> Extracted data entries
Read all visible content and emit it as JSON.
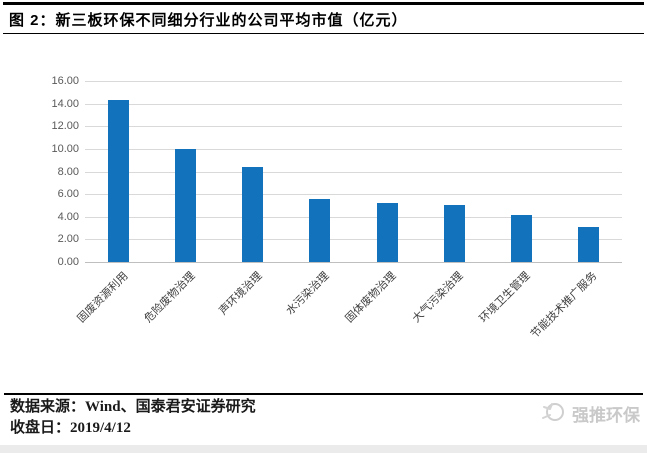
{
  "header": {
    "title": "图 2：新三板环保不同细分行业的公司平均市值（亿元）"
  },
  "chart_data": {
    "type": "bar",
    "title": "新三板环保不同细分行业的公司平均市值（亿元）",
    "categories": [
      "固废资源利用",
      "危险废物治理",
      "声环境治理",
      "水污染治理",
      "固体废物治理",
      "大气污染治理",
      "环境卫生管理",
      "节能技术推广服务"
    ],
    "values": [
      14.3,
      10.0,
      8.4,
      5.55,
      5.2,
      5.0,
      4.15,
      3.1
    ],
    "xlabel": "",
    "ylabel": "",
    "ylim": [
      0,
      16
    ],
    "ytick_step": 2,
    "ytick_labels": [
      "0.00",
      "2.00",
      "4.00",
      "6.00",
      "8.00",
      "10.00",
      "12.00",
      "14.00",
      "16.00"
    ],
    "grid": true,
    "legend": false,
    "bar_color": "#1272bc",
    "gridline_color": "#d9d9d9",
    "axis_line_color": "#bfbfbf",
    "tick_label_color": "#595959",
    "category_label_color": "#404040"
  },
  "footer": {
    "source_label": "数据来源：Wind、国泰君安证券研究",
    "close_date_label": "收盘日：2019/4/12"
  },
  "watermark": {
    "text": "强推环保"
  }
}
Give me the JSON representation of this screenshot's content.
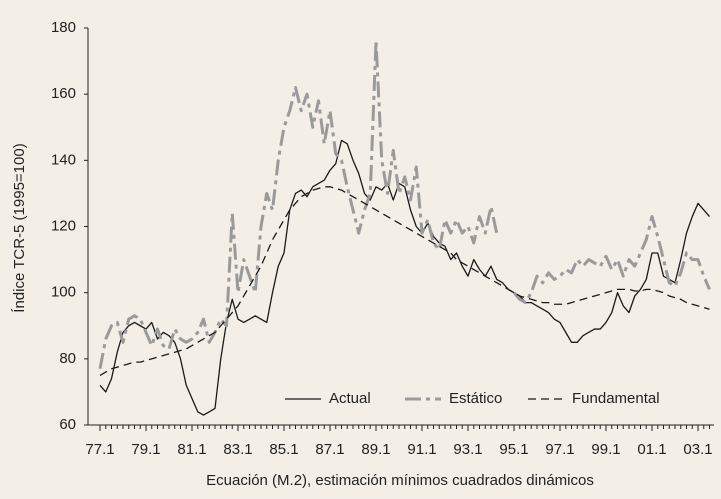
{
  "chart_data": {
    "type": "line",
    "xlabel": "Ecuación (M.2), estimación mínimos cuadrados dinámicos",
    "ylabel": "Índice TCR-5 (1995=100)",
    "categories": [
      "77.1",
      null,
      null,
      null,
      null,
      null,
      null,
      null,
      "79.1",
      null,
      null,
      null,
      null,
      null,
      null,
      null,
      "81.1",
      null,
      null,
      null,
      null,
      null,
      null,
      null,
      "83.1",
      null,
      null,
      null,
      null,
      null,
      null,
      null,
      "85.1",
      null,
      null,
      null,
      null,
      null,
      null,
      null,
      "87.1",
      null,
      null,
      null,
      null,
      null,
      null,
      null,
      "89.1",
      null,
      null,
      null,
      null,
      null,
      null,
      null,
      "91.1",
      null,
      null,
      null,
      null,
      null,
      null,
      null,
      "93.1",
      null,
      null,
      null,
      null,
      null,
      null,
      null,
      "95.1",
      null,
      null,
      null,
      null,
      null,
      null,
      null,
      "97.1",
      null,
      null,
      null,
      null,
      null,
      null,
      null,
      "99.1",
      null,
      null,
      null,
      null,
      null,
      null,
      null,
      "01.1",
      null,
      null,
      null,
      null,
      null,
      null,
      null,
      "03.1",
      null,
      null
    ],
    "ylim": [
      60,
      180
    ],
    "yticks": [
      60,
      80,
      100,
      120,
      140,
      160,
      180
    ],
    "grid": false,
    "legend": "lower right",
    "series": [
      {
        "name": "Actual",
        "color": "#1a1a1a",
        "style": "solid",
        "values": [
          72,
          70,
          74,
          82,
          88,
          90,
          91,
          90,
          89,
          91,
          86,
          88,
          87,
          85,
          80,
          72,
          68,
          64,
          63,
          64,
          65,
          80,
          91,
          98,
          92,
          91,
          92,
          93,
          92,
          91,
          100,
          108,
          112,
          125,
          130,
          131,
          129,
          132,
          133,
          134,
          137,
          139,
          146,
          145,
          140,
          136,
          130,
          128,
          132,
          131,
          133,
          128,
          133,
          132,
          125,
          120,
          118,
          121,
          117,
          115,
          114,
          110,
          112,
          108,
          105,
          110,
          107,
          105,
          108,
          104,
          103,
          101,
          100,
          99,
          97,
          97,
          96,
          95,
          94,
          92,
          91,
          88,
          85,
          85,
          87,
          88,
          89,
          89,
          91,
          94,
          100,
          96,
          94,
          99,
          101,
          104,
          112,
          112,
          105,
          104,
          103,
          110,
          118,
          123,
          127,
          125,
          123
        ]
      },
      {
        "name": "Estático",
        "color": "#9a9a9a",
        "style": "dashdot",
        "values": [
          77,
          86,
          90,
          91,
          85,
          92,
          93,
          92,
          88,
          84,
          89,
          84,
          83,
          89,
          86,
          85,
          86,
          88,
          92,
          85,
          88,
          92,
          90,
          124,
          100,
          110,
          105,
          100,
          120,
          130,
          125,
          140,
          150,
          155,
          162,
          155,
          160,
          150,
          158,
          145,
          155,
          142,
          140,
          132,
          125,
          118,
          125,
          130,
          176,
          140,
          130,
          143,
          130,
          135,
          128,
          138,
          118,
          122,
          115,
          113,
          122,
          118,
          122,
          118,
          120,
          115,
          123,
          118,
          126,
          118,
          null,
          null,
          100,
          98,
          97,
          100,
          105,
          103,
          106,
          104,
          105,
          107,
          106,
          110,
          108,
          110,
          109,
          108,
          111,
          107,
          110,
          105,
          110,
          108,
          112,
          116,
          123,
          117,
          110,
          103,
          102,
          106,
          112,
          110,
          110,
          105,
          101
        ]
      },
      {
        "name": "Fundamental",
        "color": "#1a1a1a",
        "style": "dashed",
        "values": [
          75,
          76,
          77,
          77.5,
          78,
          78.5,
          79,
          79,
          79.5,
          80,
          80.5,
          81,
          81.5,
          82,
          82.5,
          83,
          84,
          85,
          86,
          87,
          88,
          90,
          92,
          94,
          96,
          99,
          102,
          105,
          108,
          112,
          116,
          119,
          122,
          125,
          127,
          129,
          130,
          131,
          131.5,
          132,
          132,
          131.5,
          131,
          130,
          129,
          128,
          127,
          126,
          125,
          124,
          123,
          122,
          121,
          120,
          119,
          118,
          117,
          116,
          115,
          114,
          113,
          112,
          110,
          109,
          108,
          107,
          106,
          105,
          104,
          103,
          102,
          101,
          100,
          99,
          98.5,
          98,
          97.5,
          97,
          97,
          96.5,
          96.5,
          96.5,
          97,
          97.5,
          98,
          98.5,
          99,
          99.5,
          100,
          100.5,
          101,
          101,
          101,
          100.5,
          100.5,
          101,
          101,
          100.5,
          100,
          99,
          98.5,
          98,
          97,
          96.5,
          96,
          95.5,
          95
        ]
      }
    ]
  }
}
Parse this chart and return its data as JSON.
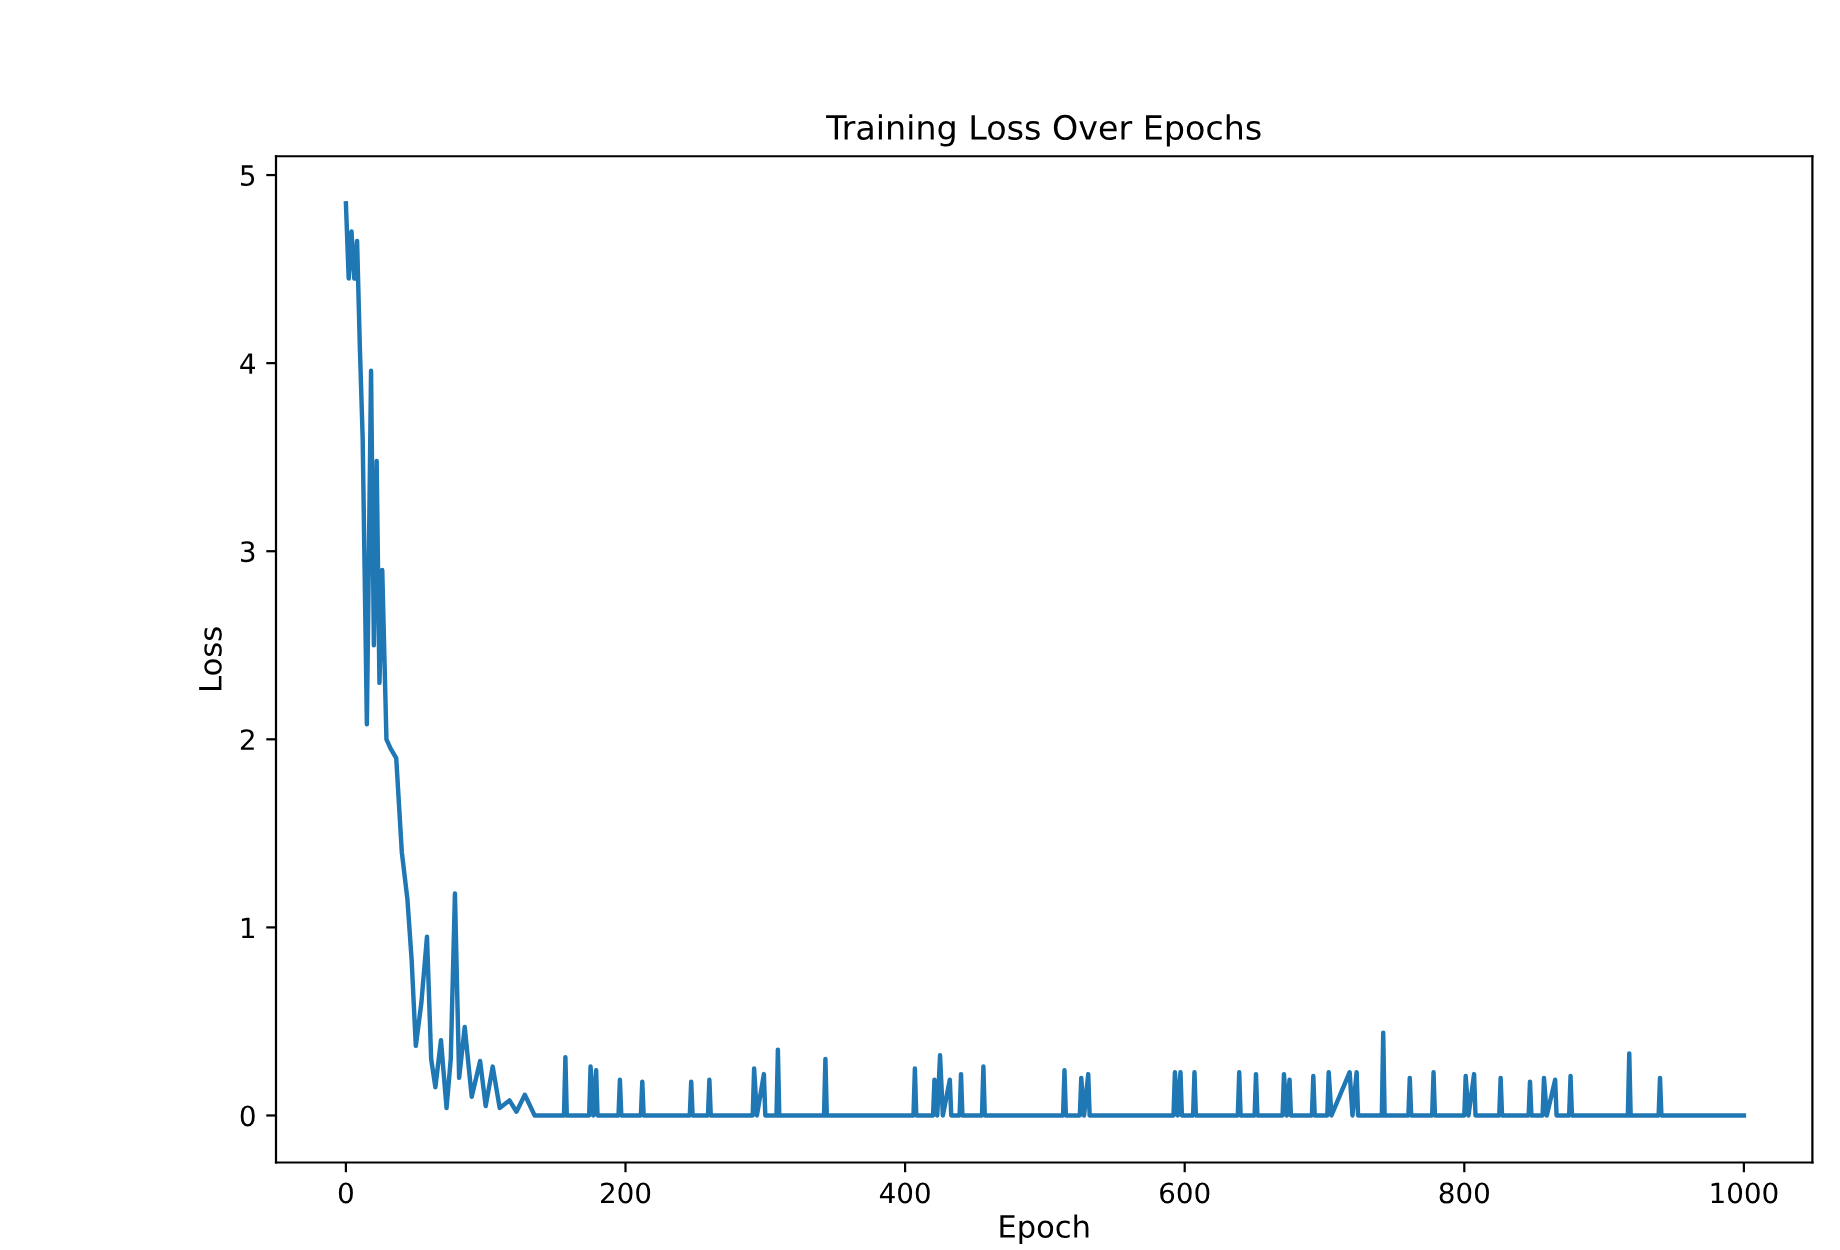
{
  "chart_data": {
    "type": "line",
    "title": "Training Loss Over Epochs",
    "xlabel": "Epoch",
    "ylabel": "Loss",
    "xlim": [
      -50,
      1049
    ],
    "ylim": [
      -0.25,
      5.1
    ],
    "xticks": [
      0,
      200,
      400,
      600,
      800,
      1000
    ],
    "yticks": [
      0,
      1,
      2,
      3,
      4,
      5
    ],
    "grid": false,
    "legend": false,
    "series": [
      {
        "color": "#1f77b4",
        "x": [
          0,
          2,
          4,
          6,
          8,
          10,
          12,
          15,
          18,
          20,
          22,
          24,
          26,
          29,
          32,
          36,
          40,
          44,
          47,
          50,
          54,
          58,
          61,
          64,
          68,
          72,
          75,
          78,
          81,
          85,
          90,
          96,
          100,
          105,
          110,
          117,
          122,
          128,
          135,
          156,
          157,
          158,
          174,
          175,
          177,
          179,
          180,
          195,
          196,
          197,
          211,
          212,
          213,
          246,
          247,
          248,
          259,
          260,
          261,
          291,
          292,
          294,
          299,
          300,
          308,
          309,
          310,
          342,
          343,
          344,
          406,
          407,
          408,
          420,
          421,
          423,
          425,
          427,
          432,
          433,
          439,
          440,
          441,
          455,
          456,
          457,
          513,
          514,
          515,
          525,
          526,
          528,
          531,
          532,
          592,
          593,
          595,
          597,
          598,
          606,
          607,
          608,
          638,
          639,
          640,
          650,
          651,
          652,
          670,
          671,
          673,
          675,
          676,
          691,
          692,
          693,
          702,
          703,
          705,
          718,
          720,
          723,
          724,
          741,
          742,
          743,
          760,
          761,
          762,
          777,
          778,
          779,
          800,
          801,
          803,
          807,
          808,
          825,
          826,
          827,
          846,
          847,
          848,
          856,
          857,
          859,
          865,
          866,
          875,
          876,
          877,
          917,
          918,
          919,
          939,
          940,
          941,
          1000
        ],
        "values": [
          4.85,
          4.45,
          4.7,
          4.45,
          4.65,
          4.08,
          3.6,
          2.08,
          3.96,
          2.5,
          3.48,
          2.3,
          2.9,
          2.0,
          1.95,
          1.9,
          1.4,
          1.15,
          0.83,
          0.37,
          0.6,
          0.95,
          0.3,
          0.15,
          0.4,
          0.04,
          0.3,
          1.18,
          0.2,
          0.47,
          0.1,
          0.29,
          0.05,
          0.26,
          0.04,
          0.08,
          0.02,
          0.11,
          0.0,
          0.0,
          0.31,
          0.0,
          0.0,
          0.26,
          0.0,
          0.24,
          0.0,
          0.0,
          0.19,
          0.0,
          0.0,
          0.18,
          0.0,
          0.0,
          0.18,
          0.0,
          0.0,
          0.19,
          0.0,
          0.0,
          0.25,
          0.0,
          0.22,
          0.0,
          0.0,
          0.35,
          0.0,
          0.0,
          0.3,
          0.0,
          0.0,
          0.25,
          0.0,
          0.0,
          0.19,
          0.0,
          0.32,
          0.0,
          0.19,
          0.0,
          0.0,
          0.22,
          0.0,
          0.0,
          0.26,
          0.0,
          0.0,
          0.24,
          0.0,
          0.0,
          0.2,
          0.0,
          0.22,
          0.0,
          0.0,
          0.23,
          0.0,
          0.23,
          0.0,
          0.0,
          0.23,
          0.0,
          0.0,
          0.23,
          0.0,
          0.0,
          0.22,
          0.0,
          0.0,
          0.22,
          0.0,
          0.19,
          0.0,
          0.0,
          0.21,
          0.0,
          0.0,
          0.23,
          0.0,
          0.23,
          0.0,
          0.23,
          0.0,
          0.0,
          0.44,
          0.0,
          0.0,
          0.2,
          0.0,
          0.0,
          0.23,
          0.0,
          0.0,
          0.21,
          0.0,
          0.22,
          0.0,
          0.0,
          0.2,
          0.0,
          0.0,
          0.18,
          0.0,
          0.0,
          0.2,
          0.0,
          0.19,
          0.0,
          0.0,
          0.21,
          0.0,
          0.0,
          0.33,
          0.0,
          0.0,
          0.2,
          0.0,
          0.0
        ]
      }
    ]
  }
}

> What you are asked to do
Check each line of the records above for "style", and copy those that have it.

> Response to the exercise
        "style": "solid",
        "style": "dashdot",
        "style": "dashed",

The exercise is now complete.